Below are records. Count every line containing the word "data" and give the number alone.

* START Given records *

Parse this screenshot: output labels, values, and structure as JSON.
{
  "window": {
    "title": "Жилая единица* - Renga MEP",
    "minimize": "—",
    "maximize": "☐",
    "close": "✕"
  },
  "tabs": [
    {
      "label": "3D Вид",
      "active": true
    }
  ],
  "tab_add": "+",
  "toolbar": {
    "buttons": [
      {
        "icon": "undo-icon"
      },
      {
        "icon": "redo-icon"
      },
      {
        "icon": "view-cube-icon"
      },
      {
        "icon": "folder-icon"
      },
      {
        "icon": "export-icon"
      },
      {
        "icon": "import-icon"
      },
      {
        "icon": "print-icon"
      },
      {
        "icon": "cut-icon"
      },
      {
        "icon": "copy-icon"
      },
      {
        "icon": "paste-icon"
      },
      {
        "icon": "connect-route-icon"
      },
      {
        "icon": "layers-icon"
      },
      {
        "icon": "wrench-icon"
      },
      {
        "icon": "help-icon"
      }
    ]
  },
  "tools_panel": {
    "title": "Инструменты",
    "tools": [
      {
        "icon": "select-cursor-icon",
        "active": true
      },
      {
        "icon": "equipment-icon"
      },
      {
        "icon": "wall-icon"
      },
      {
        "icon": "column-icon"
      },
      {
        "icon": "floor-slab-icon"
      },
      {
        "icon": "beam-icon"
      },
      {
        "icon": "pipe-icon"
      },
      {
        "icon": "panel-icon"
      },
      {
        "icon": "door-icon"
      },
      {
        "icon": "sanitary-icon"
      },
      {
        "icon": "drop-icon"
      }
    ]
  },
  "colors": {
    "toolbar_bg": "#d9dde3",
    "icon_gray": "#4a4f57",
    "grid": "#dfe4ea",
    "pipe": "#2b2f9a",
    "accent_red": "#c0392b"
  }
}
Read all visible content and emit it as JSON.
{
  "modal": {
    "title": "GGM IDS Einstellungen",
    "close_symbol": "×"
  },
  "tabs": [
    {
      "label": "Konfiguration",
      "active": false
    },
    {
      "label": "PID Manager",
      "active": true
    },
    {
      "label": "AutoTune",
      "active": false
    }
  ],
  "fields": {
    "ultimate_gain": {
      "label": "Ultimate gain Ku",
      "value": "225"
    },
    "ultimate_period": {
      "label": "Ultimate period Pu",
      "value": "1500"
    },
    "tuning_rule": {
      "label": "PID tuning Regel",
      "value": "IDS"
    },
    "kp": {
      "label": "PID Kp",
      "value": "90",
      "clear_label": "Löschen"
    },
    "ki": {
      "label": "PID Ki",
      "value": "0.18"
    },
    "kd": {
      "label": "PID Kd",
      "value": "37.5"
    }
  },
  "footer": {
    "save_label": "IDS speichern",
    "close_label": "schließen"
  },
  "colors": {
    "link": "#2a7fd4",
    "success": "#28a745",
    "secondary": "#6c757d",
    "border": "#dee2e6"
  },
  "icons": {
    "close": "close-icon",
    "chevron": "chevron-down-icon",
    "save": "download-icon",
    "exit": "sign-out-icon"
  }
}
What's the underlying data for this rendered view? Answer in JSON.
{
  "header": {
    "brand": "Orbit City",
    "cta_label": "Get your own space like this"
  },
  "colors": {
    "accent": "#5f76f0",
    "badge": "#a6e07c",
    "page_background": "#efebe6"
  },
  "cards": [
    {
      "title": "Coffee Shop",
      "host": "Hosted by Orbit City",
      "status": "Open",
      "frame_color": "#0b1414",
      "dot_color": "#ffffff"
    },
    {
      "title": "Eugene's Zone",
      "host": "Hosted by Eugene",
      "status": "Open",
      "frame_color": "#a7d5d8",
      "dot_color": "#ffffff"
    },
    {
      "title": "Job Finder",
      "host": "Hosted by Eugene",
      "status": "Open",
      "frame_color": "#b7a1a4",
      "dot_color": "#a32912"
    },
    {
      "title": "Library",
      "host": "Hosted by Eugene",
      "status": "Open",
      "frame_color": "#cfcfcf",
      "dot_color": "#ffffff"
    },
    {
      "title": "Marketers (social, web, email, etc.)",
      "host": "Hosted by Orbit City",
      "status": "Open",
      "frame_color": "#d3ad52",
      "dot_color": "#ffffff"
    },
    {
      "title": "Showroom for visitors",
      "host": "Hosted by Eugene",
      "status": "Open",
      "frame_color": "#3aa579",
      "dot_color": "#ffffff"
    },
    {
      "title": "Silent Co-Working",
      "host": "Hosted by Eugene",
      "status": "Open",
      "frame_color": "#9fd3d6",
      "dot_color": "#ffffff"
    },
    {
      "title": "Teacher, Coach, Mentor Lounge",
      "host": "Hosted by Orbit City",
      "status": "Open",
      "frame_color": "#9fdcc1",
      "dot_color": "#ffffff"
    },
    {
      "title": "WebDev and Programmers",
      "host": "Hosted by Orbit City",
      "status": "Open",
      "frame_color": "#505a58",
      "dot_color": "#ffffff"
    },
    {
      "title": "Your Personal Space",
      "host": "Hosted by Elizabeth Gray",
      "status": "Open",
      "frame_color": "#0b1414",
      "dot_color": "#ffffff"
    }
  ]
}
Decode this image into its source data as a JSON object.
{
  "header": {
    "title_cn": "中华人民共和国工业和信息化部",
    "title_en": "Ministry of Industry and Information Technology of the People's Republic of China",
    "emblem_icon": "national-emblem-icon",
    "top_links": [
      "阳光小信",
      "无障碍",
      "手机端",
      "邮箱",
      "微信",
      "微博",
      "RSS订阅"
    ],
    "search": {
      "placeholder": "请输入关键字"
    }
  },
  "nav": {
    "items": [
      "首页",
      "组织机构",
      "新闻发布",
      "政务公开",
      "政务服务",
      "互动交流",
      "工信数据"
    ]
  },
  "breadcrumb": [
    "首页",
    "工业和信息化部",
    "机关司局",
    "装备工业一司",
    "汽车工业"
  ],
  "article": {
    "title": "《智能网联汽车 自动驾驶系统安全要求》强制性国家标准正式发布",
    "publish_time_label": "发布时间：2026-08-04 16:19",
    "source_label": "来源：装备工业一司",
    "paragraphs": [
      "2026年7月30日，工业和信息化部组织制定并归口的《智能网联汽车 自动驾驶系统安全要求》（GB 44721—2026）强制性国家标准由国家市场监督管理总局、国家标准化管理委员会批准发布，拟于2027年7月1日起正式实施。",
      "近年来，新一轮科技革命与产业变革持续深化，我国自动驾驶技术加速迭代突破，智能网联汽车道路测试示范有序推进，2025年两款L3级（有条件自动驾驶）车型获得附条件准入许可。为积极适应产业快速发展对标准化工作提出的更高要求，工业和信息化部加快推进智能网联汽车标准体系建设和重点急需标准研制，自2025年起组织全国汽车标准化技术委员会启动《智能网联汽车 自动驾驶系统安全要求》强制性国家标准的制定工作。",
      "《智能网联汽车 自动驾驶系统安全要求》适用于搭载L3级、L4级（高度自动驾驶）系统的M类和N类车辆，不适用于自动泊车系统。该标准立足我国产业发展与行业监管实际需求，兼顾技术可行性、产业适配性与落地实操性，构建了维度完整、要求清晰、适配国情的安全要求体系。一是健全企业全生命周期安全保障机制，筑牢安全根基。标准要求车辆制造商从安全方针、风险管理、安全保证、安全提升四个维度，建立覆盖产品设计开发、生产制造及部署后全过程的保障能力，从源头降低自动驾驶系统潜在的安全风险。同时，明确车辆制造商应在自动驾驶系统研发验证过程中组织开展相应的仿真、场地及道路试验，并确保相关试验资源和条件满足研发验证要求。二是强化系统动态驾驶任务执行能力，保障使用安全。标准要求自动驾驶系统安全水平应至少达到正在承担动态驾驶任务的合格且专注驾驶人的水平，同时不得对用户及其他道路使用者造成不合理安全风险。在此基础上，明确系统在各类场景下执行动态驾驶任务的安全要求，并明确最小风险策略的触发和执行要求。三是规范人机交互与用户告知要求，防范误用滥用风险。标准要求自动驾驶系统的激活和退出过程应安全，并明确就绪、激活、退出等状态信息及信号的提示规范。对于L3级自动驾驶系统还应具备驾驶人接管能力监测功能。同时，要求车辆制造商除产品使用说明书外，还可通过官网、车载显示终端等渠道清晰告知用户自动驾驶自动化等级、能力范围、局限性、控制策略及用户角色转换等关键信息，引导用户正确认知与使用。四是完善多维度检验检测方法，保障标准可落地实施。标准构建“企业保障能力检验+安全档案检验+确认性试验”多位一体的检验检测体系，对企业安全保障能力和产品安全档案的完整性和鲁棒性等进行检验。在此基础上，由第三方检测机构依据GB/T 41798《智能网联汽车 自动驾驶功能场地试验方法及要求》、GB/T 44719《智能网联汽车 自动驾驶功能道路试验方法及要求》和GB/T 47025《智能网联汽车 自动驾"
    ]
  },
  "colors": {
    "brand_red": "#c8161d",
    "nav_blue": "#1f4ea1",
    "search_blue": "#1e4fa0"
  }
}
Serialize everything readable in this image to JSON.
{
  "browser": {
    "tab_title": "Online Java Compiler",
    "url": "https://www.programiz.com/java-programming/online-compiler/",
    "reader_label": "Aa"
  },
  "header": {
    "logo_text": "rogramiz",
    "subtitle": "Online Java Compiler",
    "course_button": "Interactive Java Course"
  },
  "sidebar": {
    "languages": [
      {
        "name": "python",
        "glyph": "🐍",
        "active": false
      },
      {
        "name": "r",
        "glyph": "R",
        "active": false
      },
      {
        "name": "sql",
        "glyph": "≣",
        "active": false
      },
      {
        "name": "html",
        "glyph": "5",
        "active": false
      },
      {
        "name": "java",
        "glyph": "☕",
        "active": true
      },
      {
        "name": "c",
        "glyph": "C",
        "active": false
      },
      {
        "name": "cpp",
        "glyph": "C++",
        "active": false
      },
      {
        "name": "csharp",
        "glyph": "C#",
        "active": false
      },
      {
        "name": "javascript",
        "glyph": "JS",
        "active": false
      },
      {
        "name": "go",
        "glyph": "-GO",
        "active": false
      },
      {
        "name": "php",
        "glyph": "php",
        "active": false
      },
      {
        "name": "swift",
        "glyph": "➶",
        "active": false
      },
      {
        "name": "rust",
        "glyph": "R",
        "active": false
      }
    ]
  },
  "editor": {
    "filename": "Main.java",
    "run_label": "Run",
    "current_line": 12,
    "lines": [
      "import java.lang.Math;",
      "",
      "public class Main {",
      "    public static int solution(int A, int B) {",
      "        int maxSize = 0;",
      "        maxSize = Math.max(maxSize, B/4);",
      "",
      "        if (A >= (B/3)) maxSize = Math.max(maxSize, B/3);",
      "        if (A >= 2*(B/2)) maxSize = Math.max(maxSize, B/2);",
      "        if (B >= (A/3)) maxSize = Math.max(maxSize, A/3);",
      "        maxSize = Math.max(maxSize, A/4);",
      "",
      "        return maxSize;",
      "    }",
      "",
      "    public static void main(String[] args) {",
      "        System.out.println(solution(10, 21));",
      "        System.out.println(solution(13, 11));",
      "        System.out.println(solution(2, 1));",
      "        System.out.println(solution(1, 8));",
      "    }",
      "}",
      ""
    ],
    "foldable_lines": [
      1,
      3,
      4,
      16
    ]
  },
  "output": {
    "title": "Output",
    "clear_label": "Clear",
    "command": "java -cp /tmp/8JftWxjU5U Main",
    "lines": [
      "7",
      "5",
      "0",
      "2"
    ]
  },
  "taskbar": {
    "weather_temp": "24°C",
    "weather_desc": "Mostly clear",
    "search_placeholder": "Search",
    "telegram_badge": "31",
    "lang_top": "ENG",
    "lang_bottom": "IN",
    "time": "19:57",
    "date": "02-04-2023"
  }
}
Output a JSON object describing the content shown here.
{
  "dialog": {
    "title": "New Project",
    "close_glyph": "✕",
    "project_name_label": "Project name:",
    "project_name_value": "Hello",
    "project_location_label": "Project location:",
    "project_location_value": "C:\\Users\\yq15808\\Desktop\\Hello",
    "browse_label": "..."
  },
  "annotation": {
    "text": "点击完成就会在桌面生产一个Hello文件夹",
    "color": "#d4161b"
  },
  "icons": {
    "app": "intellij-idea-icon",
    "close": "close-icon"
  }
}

* END Given records *

:: Result of this task ::
2